*INSTRUCTIONS FOR THE TASK*
From the data that follows, copy every line holding the string "name".

--------------------------------

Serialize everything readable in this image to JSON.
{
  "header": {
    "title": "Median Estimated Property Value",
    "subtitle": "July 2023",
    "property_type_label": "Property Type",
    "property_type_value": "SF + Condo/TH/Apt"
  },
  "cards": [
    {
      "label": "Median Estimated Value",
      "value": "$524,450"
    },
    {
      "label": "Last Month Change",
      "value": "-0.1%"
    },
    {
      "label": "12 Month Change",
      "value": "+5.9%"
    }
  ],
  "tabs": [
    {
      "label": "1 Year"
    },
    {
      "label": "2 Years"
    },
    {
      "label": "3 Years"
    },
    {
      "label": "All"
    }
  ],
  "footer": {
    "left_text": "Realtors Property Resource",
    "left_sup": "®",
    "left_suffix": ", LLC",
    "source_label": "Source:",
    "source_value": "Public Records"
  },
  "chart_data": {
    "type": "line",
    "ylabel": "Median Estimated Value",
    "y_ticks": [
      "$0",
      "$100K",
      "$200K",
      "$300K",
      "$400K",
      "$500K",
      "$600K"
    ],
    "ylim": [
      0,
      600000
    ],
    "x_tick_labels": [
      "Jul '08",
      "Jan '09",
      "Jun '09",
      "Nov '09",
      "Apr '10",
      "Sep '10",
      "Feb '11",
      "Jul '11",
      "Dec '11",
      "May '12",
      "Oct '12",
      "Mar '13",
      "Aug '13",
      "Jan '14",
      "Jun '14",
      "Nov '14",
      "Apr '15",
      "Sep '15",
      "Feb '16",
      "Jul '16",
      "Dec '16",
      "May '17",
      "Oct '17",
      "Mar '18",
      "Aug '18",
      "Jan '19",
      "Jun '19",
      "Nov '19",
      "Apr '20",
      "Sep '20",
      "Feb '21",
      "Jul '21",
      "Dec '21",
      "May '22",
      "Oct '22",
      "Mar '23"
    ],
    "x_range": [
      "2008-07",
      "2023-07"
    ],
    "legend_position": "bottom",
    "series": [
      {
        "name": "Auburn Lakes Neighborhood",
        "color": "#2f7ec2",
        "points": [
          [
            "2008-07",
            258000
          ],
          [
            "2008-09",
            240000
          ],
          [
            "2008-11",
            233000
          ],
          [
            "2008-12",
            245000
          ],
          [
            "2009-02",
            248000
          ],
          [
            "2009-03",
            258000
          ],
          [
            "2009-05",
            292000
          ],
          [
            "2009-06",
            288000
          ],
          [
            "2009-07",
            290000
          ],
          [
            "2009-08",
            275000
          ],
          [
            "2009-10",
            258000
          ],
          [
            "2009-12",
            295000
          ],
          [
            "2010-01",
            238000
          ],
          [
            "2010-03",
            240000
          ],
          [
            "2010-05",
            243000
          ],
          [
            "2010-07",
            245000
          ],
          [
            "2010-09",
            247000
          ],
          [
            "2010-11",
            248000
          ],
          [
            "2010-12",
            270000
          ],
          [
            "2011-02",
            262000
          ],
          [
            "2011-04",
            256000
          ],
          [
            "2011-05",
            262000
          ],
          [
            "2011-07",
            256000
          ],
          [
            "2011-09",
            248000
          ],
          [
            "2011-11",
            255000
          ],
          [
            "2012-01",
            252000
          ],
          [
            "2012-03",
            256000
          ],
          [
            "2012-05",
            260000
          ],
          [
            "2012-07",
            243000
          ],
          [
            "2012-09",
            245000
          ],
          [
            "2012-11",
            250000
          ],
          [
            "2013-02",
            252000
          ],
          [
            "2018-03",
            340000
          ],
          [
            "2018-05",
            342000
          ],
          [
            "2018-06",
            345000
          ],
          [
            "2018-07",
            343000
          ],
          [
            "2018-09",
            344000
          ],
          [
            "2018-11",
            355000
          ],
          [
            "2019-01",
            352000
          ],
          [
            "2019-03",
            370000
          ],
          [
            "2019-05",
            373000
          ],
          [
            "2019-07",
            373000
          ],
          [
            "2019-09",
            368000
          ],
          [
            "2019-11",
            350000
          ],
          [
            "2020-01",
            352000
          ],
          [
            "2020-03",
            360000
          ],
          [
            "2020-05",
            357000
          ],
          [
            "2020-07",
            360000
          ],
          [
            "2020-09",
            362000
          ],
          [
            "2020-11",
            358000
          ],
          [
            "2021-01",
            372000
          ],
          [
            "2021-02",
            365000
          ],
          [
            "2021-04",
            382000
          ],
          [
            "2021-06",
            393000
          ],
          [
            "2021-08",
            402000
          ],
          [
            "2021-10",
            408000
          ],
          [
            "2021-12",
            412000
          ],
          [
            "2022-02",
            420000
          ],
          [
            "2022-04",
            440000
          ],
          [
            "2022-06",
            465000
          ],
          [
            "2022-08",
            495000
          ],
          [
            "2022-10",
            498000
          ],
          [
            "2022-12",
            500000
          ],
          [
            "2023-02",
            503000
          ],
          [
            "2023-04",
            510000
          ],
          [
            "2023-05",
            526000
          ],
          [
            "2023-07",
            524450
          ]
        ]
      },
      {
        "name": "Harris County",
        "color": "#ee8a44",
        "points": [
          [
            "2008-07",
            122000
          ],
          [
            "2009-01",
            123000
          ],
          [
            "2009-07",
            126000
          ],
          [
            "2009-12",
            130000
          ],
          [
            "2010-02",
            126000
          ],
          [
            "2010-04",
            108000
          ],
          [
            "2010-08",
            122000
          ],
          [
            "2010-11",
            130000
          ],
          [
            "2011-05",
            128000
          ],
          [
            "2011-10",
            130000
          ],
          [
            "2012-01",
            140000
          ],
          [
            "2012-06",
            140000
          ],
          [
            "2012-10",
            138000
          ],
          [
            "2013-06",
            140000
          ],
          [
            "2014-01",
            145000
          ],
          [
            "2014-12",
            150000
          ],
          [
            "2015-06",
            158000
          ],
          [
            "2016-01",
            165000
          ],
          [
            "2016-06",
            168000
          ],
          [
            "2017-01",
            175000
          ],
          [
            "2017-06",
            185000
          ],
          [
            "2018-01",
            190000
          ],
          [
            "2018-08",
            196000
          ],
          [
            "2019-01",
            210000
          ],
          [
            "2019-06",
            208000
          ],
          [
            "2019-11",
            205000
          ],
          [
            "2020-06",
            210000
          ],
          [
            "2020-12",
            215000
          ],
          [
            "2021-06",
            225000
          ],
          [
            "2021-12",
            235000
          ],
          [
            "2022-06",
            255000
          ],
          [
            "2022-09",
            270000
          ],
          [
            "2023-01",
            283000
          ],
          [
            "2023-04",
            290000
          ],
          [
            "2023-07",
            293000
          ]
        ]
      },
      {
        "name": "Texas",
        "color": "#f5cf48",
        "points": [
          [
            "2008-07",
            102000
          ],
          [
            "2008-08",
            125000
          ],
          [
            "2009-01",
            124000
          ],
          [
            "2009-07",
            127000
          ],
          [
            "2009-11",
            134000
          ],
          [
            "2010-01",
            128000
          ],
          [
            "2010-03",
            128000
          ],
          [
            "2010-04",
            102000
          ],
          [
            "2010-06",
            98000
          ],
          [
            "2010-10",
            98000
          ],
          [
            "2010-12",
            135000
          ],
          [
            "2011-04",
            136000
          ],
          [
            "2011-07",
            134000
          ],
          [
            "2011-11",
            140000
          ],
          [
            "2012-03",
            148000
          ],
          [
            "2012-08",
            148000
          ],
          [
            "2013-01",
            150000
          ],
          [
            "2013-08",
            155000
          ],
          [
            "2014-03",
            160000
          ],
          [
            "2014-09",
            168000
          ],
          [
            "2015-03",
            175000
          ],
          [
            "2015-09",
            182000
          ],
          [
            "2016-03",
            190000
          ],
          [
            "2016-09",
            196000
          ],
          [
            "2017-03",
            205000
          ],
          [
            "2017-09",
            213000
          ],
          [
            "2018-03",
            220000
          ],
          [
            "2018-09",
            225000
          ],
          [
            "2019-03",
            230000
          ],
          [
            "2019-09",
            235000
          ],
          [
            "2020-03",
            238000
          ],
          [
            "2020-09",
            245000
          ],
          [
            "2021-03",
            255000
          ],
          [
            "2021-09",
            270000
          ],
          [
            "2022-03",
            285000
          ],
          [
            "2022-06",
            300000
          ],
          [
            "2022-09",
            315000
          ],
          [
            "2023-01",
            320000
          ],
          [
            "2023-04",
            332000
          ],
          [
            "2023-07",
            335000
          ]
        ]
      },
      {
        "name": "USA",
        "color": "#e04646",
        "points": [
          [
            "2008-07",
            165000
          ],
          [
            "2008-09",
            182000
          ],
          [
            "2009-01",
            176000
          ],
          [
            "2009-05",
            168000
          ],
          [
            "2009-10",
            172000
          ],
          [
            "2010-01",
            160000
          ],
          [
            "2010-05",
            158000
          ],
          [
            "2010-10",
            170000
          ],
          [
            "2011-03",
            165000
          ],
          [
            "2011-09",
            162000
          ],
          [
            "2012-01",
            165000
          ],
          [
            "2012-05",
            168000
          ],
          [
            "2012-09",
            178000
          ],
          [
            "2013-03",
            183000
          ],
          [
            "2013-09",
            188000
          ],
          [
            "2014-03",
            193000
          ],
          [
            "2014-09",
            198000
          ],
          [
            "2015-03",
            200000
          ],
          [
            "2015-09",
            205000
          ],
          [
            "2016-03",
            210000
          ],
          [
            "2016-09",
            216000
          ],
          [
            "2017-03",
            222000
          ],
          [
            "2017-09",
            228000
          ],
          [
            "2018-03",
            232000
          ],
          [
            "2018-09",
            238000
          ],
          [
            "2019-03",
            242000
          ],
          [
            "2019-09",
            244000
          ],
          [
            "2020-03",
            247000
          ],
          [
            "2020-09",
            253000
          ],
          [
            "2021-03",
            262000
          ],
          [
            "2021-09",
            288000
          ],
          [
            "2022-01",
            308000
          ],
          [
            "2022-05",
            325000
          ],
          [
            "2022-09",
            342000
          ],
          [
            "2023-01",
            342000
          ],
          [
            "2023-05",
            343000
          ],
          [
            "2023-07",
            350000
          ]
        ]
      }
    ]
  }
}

--------------------------------

*THE ANSWER*
        "name": "Auburn Lakes Neighborhood",
        "name": "Harris County",
        "name": "Texas",
        "name": "USA",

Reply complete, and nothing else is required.